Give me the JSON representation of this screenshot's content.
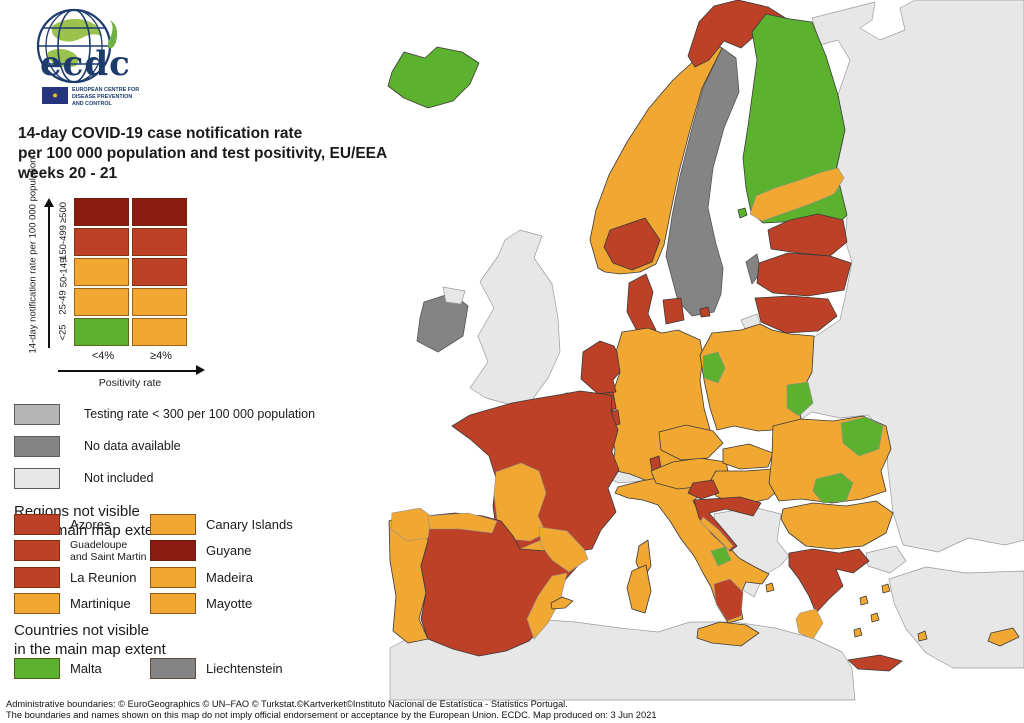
{
  "logo": {
    "brand": "ecdc",
    "org_lines": [
      "EUROPEAN CENTRE FOR",
      "DISEASE PREVENTION",
      "AND CONTROL"
    ]
  },
  "title": {
    "line1": "14-day COVID-19 case notification rate",
    "line2": "per 100 000 population and test positivity, EU/EEA",
    "line3": "weeks 20 - 21"
  },
  "matrix_legend": {
    "y_axis_label": "14-day notification rate per 100 000 population",
    "x_axis_label": "Positivity rate",
    "col_labels": [
      "<4%",
      "≥4%"
    ],
    "rows": [
      {
        "label": "≥500",
        "cells": [
          "darkred",
          "darkred"
        ]
      },
      {
        "label": "150-499",
        "cells": [
          "brick",
          "brick"
        ]
      },
      {
        "label": "50-149",
        "cells": [
          "orange",
          "brick"
        ]
      },
      {
        "label": "25-49",
        "cells": [
          "orange",
          "orange"
        ]
      },
      {
        "label": "<25",
        "cells": [
          "green",
          "orange"
        ]
      }
    ]
  },
  "status_legend": [
    {
      "color": "testing",
      "label": "Testing rate < 300 per 100 000 population"
    },
    {
      "color": "nodata",
      "label": "No data available"
    },
    {
      "color": "notincluded",
      "label": "Not included"
    }
  ],
  "regions_section": {
    "heading_line1": "Regions not visible",
    "heading_line2": "in the main map extent",
    "items": [
      {
        "color": "brick",
        "label": "Azores"
      },
      {
        "color": "orange",
        "label": "Canary Islands"
      },
      {
        "color": "brick",
        "label": "Guadeloupe\nand Saint Martin"
      },
      {
        "color": "darkred",
        "label": "Guyane"
      },
      {
        "color": "brick",
        "label": "La Reunion"
      },
      {
        "color": "orange",
        "label": "Madeira"
      },
      {
        "color": "orange",
        "label": "Martinique"
      },
      {
        "color": "orange",
        "label": "Mayotte"
      }
    ]
  },
  "countries_section": {
    "heading_line1": "Countries not visible",
    "heading_line2": "in the main map extent",
    "items": [
      {
        "color": "green",
        "label": "Malta"
      },
      {
        "color": "nodata",
        "label": "Liechtenstein"
      }
    ]
  },
  "footer": {
    "line1": "Administrative boundaries: © EuroGeographics © UN–FAO © Turkstat.©Kartverket©Instituto Nacional de Estatística - Statistics Portugal.",
    "line2": "The boundaries and names shown on this map do not imply official endorsement or acceptance by the European Union. ECDC. Map produced on: 3 Jun 2021"
  },
  "palette": {
    "green": "#5CB22F",
    "orange": "#F0A833",
    "brick": "#BD4127",
    "darkred": "#8B1B10",
    "testing": "#B5B5B5",
    "nodata": "#848484",
    "notincluded": "#E7E7E7",
    "sea": "#FFFFFF"
  },
  "map": {
    "regions": [
      {
        "id": "east-landmass",
        "color": "notincluded"
      },
      {
        "id": "north-africa",
        "color": "notincluded"
      },
      {
        "id": "turkey",
        "color": "notincluded"
      },
      {
        "id": "turkish-thrace",
        "color": "notincluded"
      },
      {
        "id": "uk",
        "color": "notincluded"
      },
      {
        "id": "northern-ireland",
        "color": "notincluded"
      },
      {
        "id": "ireland",
        "color": "nodata"
      },
      {
        "id": "switzerland",
        "color": "notincluded"
      },
      {
        "id": "kaliningrad",
        "color": "notincluded"
      },
      {
        "id": "western-balkans",
        "color": "notincluded"
      },
      {
        "id": "sweden",
        "color": "nodata"
      },
      {
        "id": "gotland",
        "color": "nodata"
      },
      {
        "id": "iceland",
        "color": "green"
      },
      {
        "id": "norway-coast",
        "color": "orange"
      },
      {
        "id": "norway-cap",
        "color": "brick"
      },
      {
        "id": "norway-north",
        "color": "brick"
      },
      {
        "id": "finland",
        "color": "green"
      },
      {
        "id": "finland-south",
        "color": "orange",
        "internal": true
      },
      {
        "id": "aland",
        "color": "green"
      },
      {
        "id": "estonia",
        "color": "brick"
      },
      {
        "id": "latvia",
        "color": "brick"
      },
      {
        "id": "lithuania",
        "color": "brick"
      },
      {
        "id": "denmark",
        "color": "brick"
      },
      {
        "id": "germany",
        "color": "orange"
      },
      {
        "id": "netherlands",
        "color": "brick"
      },
      {
        "id": "belgium",
        "color": "brick"
      },
      {
        "id": "luxembourg",
        "color": "brick"
      },
      {
        "id": "france",
        "color": "brick"
      },
      {
        "id": "nouvelle-aquitaine",
        "color": "orange",
        "internal": true
      },
      {
        "id": "languedoc",
        "color": "orange",
        "internal": true
      },
      {
        "id": "corsica",
        "color": "orange"
      },
      {
        "id": "vorarlberg",
        "color": "brick"
      },
      {
        "id": "portugal",
        "color": "orange"
      },
      {
        "id": "spain",
        "color": "brick"
      },
      {
        "id": "galicia",
        "color": "orange",
        "internal": true
      },
      {
        "id": "spain-north",
        "color": "orange",
        "internal": true
      },
      {
        "id": "aragon-catalonia",
        "color": "orange",
        "internal": true
      },
      {
        "id": "valencia-murcia",
        "color": "orange",
        "internal": true
      },
      {
        "id": "balearics",
        "color": "orange"
      },
      {
        "id": "italy",
        "color": "orange"
      },
      {
        "id": "molise",
        "color": "green",
        "internal": true
      },
      {
        "id": "calabria",
        "color": "brick",
        "internal": true
      },
      {
        "id": "sicily",
        "color": "orange"
      },
      {
        "id": "sardinia",
        "color": "orange"
      },
      {
        "id": "austria",
        "color": "orange"
      },
      {
        "id": "czechia",
        "color": "orange"
      },
      {
        "id": "slovakia",
        "color": "orange"
      },
      {
        "id": "hungary",
        "color": "orange"
      },
      {
        "id": "slovenia",
        "color": "brick"
      },
      {
        "id": "croatia",
        "color": "brick"
      },
      {
        "id": "croatia-coast",
        "color": "orange",
        "internal": true
      },
      {
        "id": "poland",
        "color": "orange"
      },
      {
        "id": "lubusz",
        "color": "green",
        "internal": true
      },
      {
        "id": "lublin",
        "color": "green",
        "internal": true
      },
      {
        "id": "romania",
        "color": "orange"
      },
      {
        "id": "romania-ne",
        "color": "green",
        "internal": true
      },
      {
        "id": "romania-centre",
        "color": "green",
        "internal": true
      },
      {
        "id": "bulgaria",
        "color": "orange"
      },
      {
        "id": "greece",
        "color": "brick"
      },
      {
        "id": "peloponnese",
        "color": "orange",
        "internal": true
      },
      {
        "id": "crete",
        "color": "brick"
      },
      {
        "id": "aegean-islands",
        "color": "orange"
      },
      {
        "id": "ionian-island",
        "color": "orange"
      },
      {
        "id": "cyprus",
        "color": "orange"
      }
    ]
  }
}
________________
TASK STATEMENT: Which lines contain the word "rate"? Copy each of them.

REPLY TO THE TASK:
    "line1": "14-day COVID-19 case notification rate",
    "y_axis_label": "14-day notification rate per 100 000 population",
    "x_axis_label": "Positivity rate",
      "label": "Testing rate < 300 per 100 000 population"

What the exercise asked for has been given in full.